-- Supplied records start --

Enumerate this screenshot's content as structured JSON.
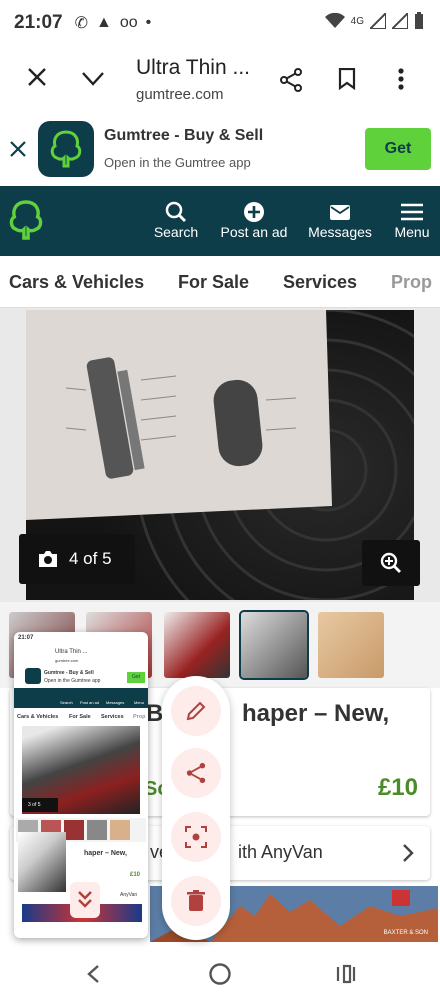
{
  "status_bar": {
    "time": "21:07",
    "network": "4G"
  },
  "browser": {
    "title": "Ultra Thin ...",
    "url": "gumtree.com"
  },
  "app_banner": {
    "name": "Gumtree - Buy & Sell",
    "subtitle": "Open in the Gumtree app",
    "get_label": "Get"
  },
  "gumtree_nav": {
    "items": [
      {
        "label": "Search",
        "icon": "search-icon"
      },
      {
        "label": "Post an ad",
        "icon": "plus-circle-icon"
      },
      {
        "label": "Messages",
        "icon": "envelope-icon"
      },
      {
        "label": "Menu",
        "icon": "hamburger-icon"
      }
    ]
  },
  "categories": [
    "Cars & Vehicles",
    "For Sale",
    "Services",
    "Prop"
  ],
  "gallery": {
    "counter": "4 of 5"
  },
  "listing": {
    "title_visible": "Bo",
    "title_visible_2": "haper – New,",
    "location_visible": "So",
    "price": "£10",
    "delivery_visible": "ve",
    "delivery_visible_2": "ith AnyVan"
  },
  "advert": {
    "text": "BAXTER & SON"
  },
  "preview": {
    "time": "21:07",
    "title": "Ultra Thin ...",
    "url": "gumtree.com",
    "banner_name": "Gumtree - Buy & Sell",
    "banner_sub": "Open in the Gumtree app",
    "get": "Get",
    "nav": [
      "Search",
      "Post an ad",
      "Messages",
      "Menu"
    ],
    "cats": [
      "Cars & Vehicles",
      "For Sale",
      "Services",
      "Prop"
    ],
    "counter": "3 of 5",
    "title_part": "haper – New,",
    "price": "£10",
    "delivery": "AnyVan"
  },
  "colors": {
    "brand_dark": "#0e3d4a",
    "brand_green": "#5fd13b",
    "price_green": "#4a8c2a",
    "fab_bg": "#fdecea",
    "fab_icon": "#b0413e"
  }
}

-- Supplied records end --

### Exercise brief
Copy out all of the data word for word. Do not carry over any picture.

### Full response
Enumerate this screenshot's content as structured JSON.
{
  "status_bar": {
    "time": "21:07",
    "network": "4G"
  },
  "browser": {
    "title": "Ultra Thin ...",
    "url": "gumtree.com"
  },
  "app_banner": {
    "name": "Gumtree - Buy & Sell",
    "subtitle": "Open in the Gumtree app",
    "get_label": "Get"
  },
  "gumtree_nav": {
    "items": [
      {
        "label": "Search",
        "icon": "search-icon"
      },
      {
        "label": "Post an ad",
        "icon": "plus-circle-icon"
      },
      {
        "label": "Messages",
        "icon": "envelope-icon"
      },
      {
        "label": "Menu",
        "icon": "hamburger-icon"
      }
    ]
  },
  "categories": [
    "Cars & Vehicles",
    "For Sale",
    "Services",
    "Prop"
  ],
  "gallery": {
    "counter": "4 of 5"
  },
  "listing": {
    "title_visible": "Bo",
    "title_visible_2": "haper – New,",
    "location_visible": "So",
    "price": "£10",
    "delivery_visible": "ve",
    "delivery_visible_2": "ith AnyVan"
  },
  "advert": {
    "text": "BAXTER & SON"
  },
  "preview": {
    "time": "21:07",
    "title": "Ultra Thin ...",
    "url": "gumtree.com",
    "banner_name": "Gumtree - Buy & Sell",
    "banner_sub": "Open in the Gumtree app",
    "get": "Get",
    "nav": [
      "Search",
      "Post an ad",
      "Messages",
      "Menu"
    ],
    "cats": [
      "Cars & Vehicles",
      "For Sale",
      "Services",
      "Prop"
    ],
    "counter": "3 of 5",
    "title_part": "haper – New,",
    "price": "£10",
    "delivery": "AnyVan"
  },
  "colors": {
    "brand_dark": "#0e3d4a",
    "brand_green": "#5fd13b",
    "price_green": "#4a8c2a",
    "fab_bg": "#fdecea",
    "fab_icon": "#b0413e"
  }
}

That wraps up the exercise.